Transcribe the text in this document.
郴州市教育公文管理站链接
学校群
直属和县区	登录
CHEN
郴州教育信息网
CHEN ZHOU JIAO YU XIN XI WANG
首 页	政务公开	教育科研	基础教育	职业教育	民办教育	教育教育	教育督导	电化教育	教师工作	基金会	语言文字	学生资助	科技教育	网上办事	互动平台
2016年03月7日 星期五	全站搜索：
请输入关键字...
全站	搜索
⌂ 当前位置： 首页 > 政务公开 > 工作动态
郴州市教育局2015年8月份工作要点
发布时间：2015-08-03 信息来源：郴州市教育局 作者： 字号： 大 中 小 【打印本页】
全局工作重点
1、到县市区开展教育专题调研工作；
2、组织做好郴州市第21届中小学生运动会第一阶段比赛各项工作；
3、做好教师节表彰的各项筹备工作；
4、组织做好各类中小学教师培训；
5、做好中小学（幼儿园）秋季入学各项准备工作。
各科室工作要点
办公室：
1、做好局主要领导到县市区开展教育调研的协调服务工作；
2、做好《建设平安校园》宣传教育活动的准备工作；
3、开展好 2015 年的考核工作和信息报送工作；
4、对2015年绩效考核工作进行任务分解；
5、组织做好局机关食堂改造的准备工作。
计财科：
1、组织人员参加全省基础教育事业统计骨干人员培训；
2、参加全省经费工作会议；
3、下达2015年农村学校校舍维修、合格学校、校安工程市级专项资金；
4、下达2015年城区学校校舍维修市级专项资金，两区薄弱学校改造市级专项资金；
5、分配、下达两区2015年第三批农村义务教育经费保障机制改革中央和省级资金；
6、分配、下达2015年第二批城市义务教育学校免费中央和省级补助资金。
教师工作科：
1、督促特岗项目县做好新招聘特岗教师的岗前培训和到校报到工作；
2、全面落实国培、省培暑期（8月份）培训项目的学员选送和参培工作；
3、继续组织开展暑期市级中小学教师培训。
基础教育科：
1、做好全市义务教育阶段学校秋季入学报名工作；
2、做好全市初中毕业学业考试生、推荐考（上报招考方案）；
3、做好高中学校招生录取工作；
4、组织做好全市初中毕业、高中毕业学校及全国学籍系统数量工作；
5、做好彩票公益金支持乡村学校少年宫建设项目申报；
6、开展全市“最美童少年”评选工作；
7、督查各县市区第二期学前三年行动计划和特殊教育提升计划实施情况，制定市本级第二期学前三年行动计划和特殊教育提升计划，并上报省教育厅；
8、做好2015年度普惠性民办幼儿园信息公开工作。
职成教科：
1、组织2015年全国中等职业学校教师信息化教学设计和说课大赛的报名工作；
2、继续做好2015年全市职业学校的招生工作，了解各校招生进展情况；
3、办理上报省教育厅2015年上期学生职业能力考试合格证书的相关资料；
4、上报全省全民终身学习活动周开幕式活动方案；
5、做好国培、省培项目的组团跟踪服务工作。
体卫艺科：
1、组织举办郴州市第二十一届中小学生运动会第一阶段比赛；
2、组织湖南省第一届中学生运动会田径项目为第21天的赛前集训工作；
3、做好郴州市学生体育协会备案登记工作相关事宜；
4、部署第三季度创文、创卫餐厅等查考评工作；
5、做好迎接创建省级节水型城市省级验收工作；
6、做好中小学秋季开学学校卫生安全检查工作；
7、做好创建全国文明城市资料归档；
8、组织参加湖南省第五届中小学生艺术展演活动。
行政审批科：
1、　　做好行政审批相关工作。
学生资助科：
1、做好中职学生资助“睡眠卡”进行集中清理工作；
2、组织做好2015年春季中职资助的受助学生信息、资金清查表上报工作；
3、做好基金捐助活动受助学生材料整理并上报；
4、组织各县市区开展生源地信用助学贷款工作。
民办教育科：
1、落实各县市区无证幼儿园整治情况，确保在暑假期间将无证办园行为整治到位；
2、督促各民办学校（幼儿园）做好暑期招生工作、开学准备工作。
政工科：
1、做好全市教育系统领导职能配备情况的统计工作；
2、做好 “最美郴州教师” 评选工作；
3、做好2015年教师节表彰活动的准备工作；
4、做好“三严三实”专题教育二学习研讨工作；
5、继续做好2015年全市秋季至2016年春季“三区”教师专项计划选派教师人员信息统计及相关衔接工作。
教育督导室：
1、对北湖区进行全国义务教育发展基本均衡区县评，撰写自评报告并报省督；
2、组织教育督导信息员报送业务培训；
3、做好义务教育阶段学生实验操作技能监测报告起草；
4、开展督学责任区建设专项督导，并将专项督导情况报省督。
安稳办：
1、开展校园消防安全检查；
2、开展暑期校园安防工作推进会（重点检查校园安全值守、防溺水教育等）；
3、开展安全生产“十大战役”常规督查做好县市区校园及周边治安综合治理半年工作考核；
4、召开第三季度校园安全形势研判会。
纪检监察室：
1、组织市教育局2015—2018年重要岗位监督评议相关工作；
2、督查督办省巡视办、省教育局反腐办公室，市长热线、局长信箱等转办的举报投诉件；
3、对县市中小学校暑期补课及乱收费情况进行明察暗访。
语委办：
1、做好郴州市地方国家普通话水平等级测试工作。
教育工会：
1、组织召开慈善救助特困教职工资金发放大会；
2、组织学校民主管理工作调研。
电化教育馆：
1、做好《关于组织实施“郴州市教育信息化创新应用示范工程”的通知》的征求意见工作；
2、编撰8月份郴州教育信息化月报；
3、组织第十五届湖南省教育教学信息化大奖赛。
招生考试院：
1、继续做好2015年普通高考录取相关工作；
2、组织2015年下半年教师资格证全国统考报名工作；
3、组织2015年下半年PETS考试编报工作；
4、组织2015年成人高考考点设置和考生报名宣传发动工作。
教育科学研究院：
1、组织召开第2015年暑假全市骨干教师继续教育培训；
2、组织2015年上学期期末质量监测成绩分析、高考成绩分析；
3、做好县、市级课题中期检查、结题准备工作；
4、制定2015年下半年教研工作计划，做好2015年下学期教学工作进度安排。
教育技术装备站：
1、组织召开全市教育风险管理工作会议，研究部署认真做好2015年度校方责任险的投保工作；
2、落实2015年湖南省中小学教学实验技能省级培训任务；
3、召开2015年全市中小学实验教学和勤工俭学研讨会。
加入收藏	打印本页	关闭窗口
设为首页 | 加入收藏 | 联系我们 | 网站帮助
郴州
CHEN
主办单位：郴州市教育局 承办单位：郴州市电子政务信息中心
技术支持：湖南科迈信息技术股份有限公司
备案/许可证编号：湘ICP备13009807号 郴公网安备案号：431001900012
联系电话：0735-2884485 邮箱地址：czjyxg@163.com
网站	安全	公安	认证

******************************

PROMPT> Give the entries once more, exactly as they appear.

PROBLEM SOLUTION>
Transcribe the text in this document.
郴州市教育公文管理站链接
学校群
直属和县区	登录
CHEN
郴州教育信息网
CHEN ZHOU JIAO YU XIN XI WANG
首 页	政务公开	教育科研	基础教育	职业教育	民办教育	教育教育	教育督导	电化教育	教师工作	基金会	语言文字	学生资助	科技教育	网上办事	互动平台
2016年03月7日 星期五	全站搜索：
请输入关键字...
全站	搜索
⌂ 当前位置： 首页 > 政务公开 > 工作动态
郴州市教育局2015年8月份工作要点
发布时间：2015-08-03 信息来源：郴州市教育局 作者： 字号： 大 中 小 【打印本页】
全局工作重点
1、到县市区开展教育专题调研工作；
2、组织做好郴州市第21届中小学生运动会第一阶段比赛各项工作；
3、做好教师节表彰的各项筹备工作；
4、组织做好各类中小学教师培训；
5、做好中小学（幼儿园）秋季入学各项准备工作。
各科室工作要点
办公室：
1、做好局主要领导到县市区开展教育调研的协调服务工作；
2、做好《建设平安校园》宣传教育活动的准备工作；
3、开展好 2015 年的考核工作和信息报送工作；
4、对2015年绩效考核工作进行任务分解；
5、组织做好局机关食堂改造的准备工作。
计财科：
1、组织人员参加全省基础教育事业统计骨干人员培训；
2、参加全省经费工作会议；
3、下达2015年农村学校校舍维修、合格学校、校安工程市级专项资金；
4、下达2015年城区学校校舍维修市级专项资金，两区薄弱学校改造市级专项资金；
5、分配、下达两区2015年第三批农村义务教育经费保障机制改革中央和省级资金；
6、分配、下达2015年第二批城市义务教育学校免费中央和省级补助资金。
教师工作科：
1、督促特岗项目县做好新招聘特岗教师的岗前培训和到校报到工作；
2、全面落实国培、省培暑期（8月份）培训项目的学员选送和参培工作；
3、继续组织开展暑期市级中小学教师培训。
基础教育科：
1、做好全市义务教育阶段学校秋季入学报名工作；
2、做好全市初中毕业学业考试生、推荐考（上报招考方案）；
3、做好高中学校招生录取工作；
4、组织做好全市初中毕业、高中毕业学校及全国学籍系统数量工作；
5、做好彩票公益金支持乡村学校少年宫建设项目申报；
6、开展全市“最美童少年”评选工作；
7、督查各县市区第二期学前三年行动计划和特殊教育提升计划实施情况，制定市本级第二期学前三年行动计划和特殊教育提升计划，并上报省教育厅；
8、做好2015年度普惠性民办幼儿园信息公开工作。
职成教科：
1、组织2015年全国中等职业学校教师信息化教学设计和说课大赛的报名工作；
2、继续做好2015年全市职业学校的招生工作，了解各校招生进展情况；
3、办理上报省教育厅2015年上期学生职业能力考试合格证书的相关资料；
4、上报全省全民终身学习活动周开幕式活动方案；
5、做好国培、省培项目的组团跟踪服务工作。
体卫艺科：
1、组织举办郴州市第二十一届中小学生运动会第一阶段比赛；
2、组织湖南省第一届中学生运动会田径项目为第21天的赛前集训工作；
3、做好郴州市学生体育协会备案登记工作相关事宜；
4、部署第三季度创文、创卫餐厅等查考评工作；
5、做好迎接创建省级节水型城市省级验收工作；
6、做好中小学秋季开学学校卫生安全检查工作；
7、做好创建全国文明城市资料归档；
8、组织参加湖南省第五届中小学生艺术展演活动。
行政审批科：
1、　　做好行政审批相关工作。
学生资助科：
1、做好中职学生资助“睡眠卡”进行集中清理工作；
2、组织做好2015年春季中职资助的受助学生信息、资金清查表上报工作；
3、做好基金捐助活动受助学生材料整理并上报；
4、组织各县市区开展生源地信用助学贷款工作。
民办教育科：
1、落实各县市区无证幼儿园整治情况，确保在暑假期间将无证办园行为整治到位；
2、督促各民办学校（幼儿园）做好暑期招生工作、开学准备工作。
政工科：
1、做好全市教育系统领导职能配备情况的统计工作；
2、做好 “最美郴州教师” 评选工作；
3、做好2015年教师节表彰活动的准备工作；
4、做好“三严三实”专题教育二学习研讨工作；
5、继续做好2015年全市秋季至2016年春季“三区”教师专项计划选派教师人员信息统计及相关衔接工作。
教育督导室：
1、对北湖区进行全国义务教育发展基本均衡区县评，撰写自评报告并报省督；
2、组织教育督导信息员报送业务培训；
3、做好义务教育阶段学生实验操作技能监测报告起草；
4、开展督学责任区建设专项督导，并将专项督导情况报省督。
安稳办：
1、开展校园消防安全检查；
2、开展暑期校园安防工作推进会（重点检查校园安全值守、防溺水教育等）；
3、开展安全生产“十大战役”常规督查做好县市区校园及周边治安综合治理半年工作考核；
4、召开第三季度校园安全形势研判会。
纪检监察室：
1、组织市教育局2015—2018年重要岗位监督评议相关工作；
2、督查督办省巡视办、省教育局反腐办公室，市长热线、局长信箱等转办的举报投诉件；
3、对县市中小学校暑期补课及乱收费情况进行明察暗访。
语委办：
1、做好郴州市地方国家普通话水平等级测试工作。
教育工会：
1、组织召开慈善救助特困教职工资金发放大会；
2、组织学校民主管理工作调研。
电化教育馆：
1、做好《关于组织实施“郴州市教育信息化创新应用示范工程”的通知》的征求意见工作；
2、编撰8月份郴州教育信息化月报；
3、组织第十五届湖南省教育教学信息化大奖赛。
招生考试院：
1、继续做好2015年普通高考录取相关工作；
2、组织2015年下半年教师资格证全国统考报名工作；
3、组织2015年下半年PETS考试编报工作；
4、组织2015年成人高考考点设置和考生报名宣传发动工作。
教育科学研究院：
1、组织召开第2015年暑假全市骨干教师继续教育培训；
2、组织2015年上学期期末质量监测成绩分析、高考成绩分析；
3、做好县、市级课题中期检查、结题准备工作；
4、制定2015年下半年教研工作计划，做好2015年下学期教学工作进度安排。
教育技术装备站：
1、组织召开全市教育风险管理工作会议，研究部署认真做好2015年度校方责任险的投保工作；
2、落实2015年湖南省中小学教学实验技能省级培训任务；
3、召开2015年全市中小学实验教学和勤工俭学研讨会。
加入收藏	打印本页	关闭窗口
设为首页 | 加入收藏 | 联系我们 | 网站帮助
郴州
CHEN
主办单位：郴州市教育局 承办单位：郴州市电子政务信息中心
技术支持：湖南科迈信息技术股份有限公司
备案/许可证编号：湘ICP备13009807号 郴公网安备案号：431001900012
联系电话：0735-2884485 邮箱地址：czjyxg@163.com
网站	安全	公安	认证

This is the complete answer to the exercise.